### SET PROBLEM
Reproduce the entries below in full, word for word.

### MATERIAL FOR THIS EXERCISE
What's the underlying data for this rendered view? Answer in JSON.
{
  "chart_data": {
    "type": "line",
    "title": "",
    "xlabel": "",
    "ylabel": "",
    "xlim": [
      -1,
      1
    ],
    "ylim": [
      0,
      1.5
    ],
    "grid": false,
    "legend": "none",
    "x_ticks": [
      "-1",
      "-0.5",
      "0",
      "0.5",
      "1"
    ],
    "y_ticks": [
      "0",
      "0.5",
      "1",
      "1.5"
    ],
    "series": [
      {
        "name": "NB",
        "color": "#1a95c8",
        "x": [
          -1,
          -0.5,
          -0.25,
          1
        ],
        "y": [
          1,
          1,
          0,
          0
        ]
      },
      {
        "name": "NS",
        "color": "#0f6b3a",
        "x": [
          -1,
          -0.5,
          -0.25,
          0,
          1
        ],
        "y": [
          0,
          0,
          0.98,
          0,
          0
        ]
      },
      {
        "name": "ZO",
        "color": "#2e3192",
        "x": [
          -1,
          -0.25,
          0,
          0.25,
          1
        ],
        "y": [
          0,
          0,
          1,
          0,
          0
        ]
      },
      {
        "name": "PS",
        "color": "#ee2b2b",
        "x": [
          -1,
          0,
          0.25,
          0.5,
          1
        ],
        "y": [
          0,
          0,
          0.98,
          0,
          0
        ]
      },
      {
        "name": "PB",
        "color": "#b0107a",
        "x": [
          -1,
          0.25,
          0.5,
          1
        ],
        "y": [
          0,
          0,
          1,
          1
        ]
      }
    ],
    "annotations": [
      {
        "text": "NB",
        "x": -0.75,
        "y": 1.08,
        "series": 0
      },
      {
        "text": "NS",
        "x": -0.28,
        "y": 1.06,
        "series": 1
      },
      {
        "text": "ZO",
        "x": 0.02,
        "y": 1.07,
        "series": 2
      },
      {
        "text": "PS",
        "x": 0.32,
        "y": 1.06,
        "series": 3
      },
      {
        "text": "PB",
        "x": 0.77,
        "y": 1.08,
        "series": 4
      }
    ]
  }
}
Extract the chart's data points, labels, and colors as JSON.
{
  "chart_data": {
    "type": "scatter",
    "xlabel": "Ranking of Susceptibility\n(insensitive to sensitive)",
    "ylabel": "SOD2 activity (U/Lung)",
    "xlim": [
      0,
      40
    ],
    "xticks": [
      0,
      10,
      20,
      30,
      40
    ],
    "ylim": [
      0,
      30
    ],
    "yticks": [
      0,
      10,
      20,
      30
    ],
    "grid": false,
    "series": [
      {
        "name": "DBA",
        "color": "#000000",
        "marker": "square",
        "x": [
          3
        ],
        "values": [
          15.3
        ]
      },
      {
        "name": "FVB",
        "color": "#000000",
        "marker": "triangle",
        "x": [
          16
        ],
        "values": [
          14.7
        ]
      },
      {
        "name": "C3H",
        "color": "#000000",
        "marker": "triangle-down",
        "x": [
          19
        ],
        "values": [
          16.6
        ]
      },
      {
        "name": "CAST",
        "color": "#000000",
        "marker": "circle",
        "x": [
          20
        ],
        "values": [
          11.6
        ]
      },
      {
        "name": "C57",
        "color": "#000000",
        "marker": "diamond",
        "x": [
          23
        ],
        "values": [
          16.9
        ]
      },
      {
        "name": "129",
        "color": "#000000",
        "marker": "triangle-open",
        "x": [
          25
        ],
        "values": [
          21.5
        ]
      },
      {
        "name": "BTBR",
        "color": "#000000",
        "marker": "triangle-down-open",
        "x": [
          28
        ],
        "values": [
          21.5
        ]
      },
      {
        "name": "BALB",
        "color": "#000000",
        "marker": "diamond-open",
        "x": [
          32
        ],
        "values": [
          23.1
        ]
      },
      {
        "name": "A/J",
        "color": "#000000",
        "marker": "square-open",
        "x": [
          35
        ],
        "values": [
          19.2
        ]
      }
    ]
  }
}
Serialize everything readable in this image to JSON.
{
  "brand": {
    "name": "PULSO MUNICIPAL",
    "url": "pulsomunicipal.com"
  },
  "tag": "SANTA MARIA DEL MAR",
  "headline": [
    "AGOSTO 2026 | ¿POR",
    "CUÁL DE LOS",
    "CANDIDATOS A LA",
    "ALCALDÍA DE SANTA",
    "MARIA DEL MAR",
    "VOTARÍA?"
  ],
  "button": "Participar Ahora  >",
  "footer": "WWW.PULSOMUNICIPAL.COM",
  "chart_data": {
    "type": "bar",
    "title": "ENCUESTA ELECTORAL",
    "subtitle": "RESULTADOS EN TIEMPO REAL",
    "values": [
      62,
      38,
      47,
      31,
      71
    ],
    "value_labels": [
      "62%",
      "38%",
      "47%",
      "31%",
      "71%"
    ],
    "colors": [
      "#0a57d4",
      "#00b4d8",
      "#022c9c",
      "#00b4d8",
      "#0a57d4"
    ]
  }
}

### SOLUTION TO THE PROBLEM
What's the underlying data for this rendered view? Answer in JSON.
{
  "chart_data": {
    "type": "line",
    "title": "",
    "xlabel": "",
    "ylabel": "",
    "xlim": [
      -1,
      1
    ],
    "ylim": [
      0,
      1.5
    ],
    "grid": false,
    "legend": "none",
    "x_ticks": [
      "-1",
      "-0.5",
      "0",
      "0.5",
      "1"
    ],
    "y_ticks": [
      "0",
      "0.5",
      "1",
      "1.5"
    ],
    "series": [
      {
        "name": "NB",
        "color": "#1a95c8",
        "x": [
          -1,
          -0.5,
          -0.25,
          1
        ],
        "y": [
          1,
          1,
          0,
          0
        ]
      },
      {
        "name": "NS",
        "color": "#0f6b3a",
        "x": [
          -1,
          -0.5,
          -0.25,
          0,
          1
        ],
        "y": [
          0,
          0,
          0.98,
          0,
          0
        ]
      },
      {
        "name": "ZO",
        "color": "#2e3192",
        "x": [
          -1,
          -0.25,
          0,
          0.25,
          1
        ],
        "y": [
          0,
          0,
          1,
          0,
          0
        ]
      },
      {
        "name": "PS",
        "color": "#ee2b2b",
        "x": [
          -1,
          0,
          0.25,
          0.5,
          1
        ],
        "y": [
          0,
          0,
          0.98,
          0,
          0
        ]
      },
      {
        "name": "PB",
        "color": "#b0107a",
        "x": [
          -1,
          0.25,
          0.5,
          1
        ],
        "y": [
          0,
          0,
          1,
          1
        ]
      }
    ],
    "annotations": [
      {
        "text": "NB",
        "x": -0.75,
        "y": 1.08,
        "series": 0
      },
      {
        "text": "NS",
        "x": -0.28,
        "y": 1.06,
        "series": 1
      },
      {
        "text": "ZO",
        "x": 0.02,
        "y": 1.07,
        "series": 2
      },
      {
        "text": "PS",
        "x": 0.32,
        "y": 1.06,
        "series": 3
      },
      {
        "text": "PB",
        "x": 0.77,
        "y": 1.08,
        "series": 4
      }
    ]
  }
}
Extract the chart's data points, labels, and colors as JSON.
{
  "chart_data": {
    "type": "scatter",
    "xlabel": "Ranking of Susceptibility\n(insensitive to sensitive)",
    "ylabel": "SOD2 activity (U/Lung)",
    "xlim": [
      0,
      40
    ],
    "xticks": [
      0,
      10,
      20,
      30,
      40
    ],
    "ylim": [
      0,
      30
    ],
    "yticks": [
      0,
      10,
      20,
      30
    ],
    "grid": false,
    "series": [
      {
        "name": "DBA",
        "color": "#000000",
        "marker": "square",
        "x": [
          3
        ],
        "values": [
          15.3
        ]
      },
      {
        "name": "FVB",
        "color": "#000000",
        "marker": "triangle",
        "x": [
          16
        ],
        "values": [
          14.7
        ]
      },
      {
        "name": "C3H",
        "color": "#000000",
        "marker": "triangle-down",
        "x": [
          19
        ],
        "values": [
          16.6
        ]
      },
      {
        "name": "CAST",
        "color": "#000000",
        "marker": "circle",
        "x": [
          20
        ],
        "values": [
          11.6
        ]
      },
      {
        "name": "C57",
        "color": "#000000",
        "marker": "diamond",
        "x": [
          23
        ],
        "values": [
          16.9
        ]
      },
      {
        "name": "129",
        "color": "#000000",
        "marker": "triangle-open",
        "x": [
          25
        ],
        "values": [
          21.5
        ]
      },
      {
        "name": "BTBR",
        "color": "#000000",
        "marker": "triangle-down-open",
        "x": [
          28
        ],
        "values": [
          21.5
        ]
      },
      {
        "name": "BALB",
        "color": "#000000",
        "marker": "diamond-open",
        "x": [
          32
        ],
        "values": [
          23.1
        ]
      },
      {
        "name": "A/J",
        "color": "#000000",
        "marker": "square-open",
        "x": [
          35
        ],
        "values": [
          19.2
        ]
      }
    ]
  }
}
Serialize everything readable in this image to JSON.
{
  "brand": {
    "name": "PULSO MUNICIPAL",
    "url": "pulsomunicipal.com"
  },
  "tag": "SANTA MARIA DEL MAR",
  "headline": [
    "AGOSTO 2026 | ¿POR",
    "CUÁL DE LOS",
    "CANDIDATOS A LA",
    "ALCALDÍA DE SANTA",
    "MARIA DEL MAR",
    "VOTARÍA?"
  ],
  "button": "Participar Ahora  >",
  "footer": "WWW.PULSOMUNICIPAL.COM",
  "chart_data": {
    "type": "bar",
    "title": "ENCUESTA ELECTORAL",
    "subtitle": "RESULTADOS EN TIEMPO REAL",
    "values": [
      62,
      38,
      47,
      31,
      71
    ],
    "value_labels": [
      "62%",
      "38%",
      "47%",
      "31%",
      "71%"
    ],
    "colors": [
      "#0a57d4",
      "#00b4d8",
      "#022c9c",
      "#00b4d8",
      "#0a57d4"
    ]
  }
}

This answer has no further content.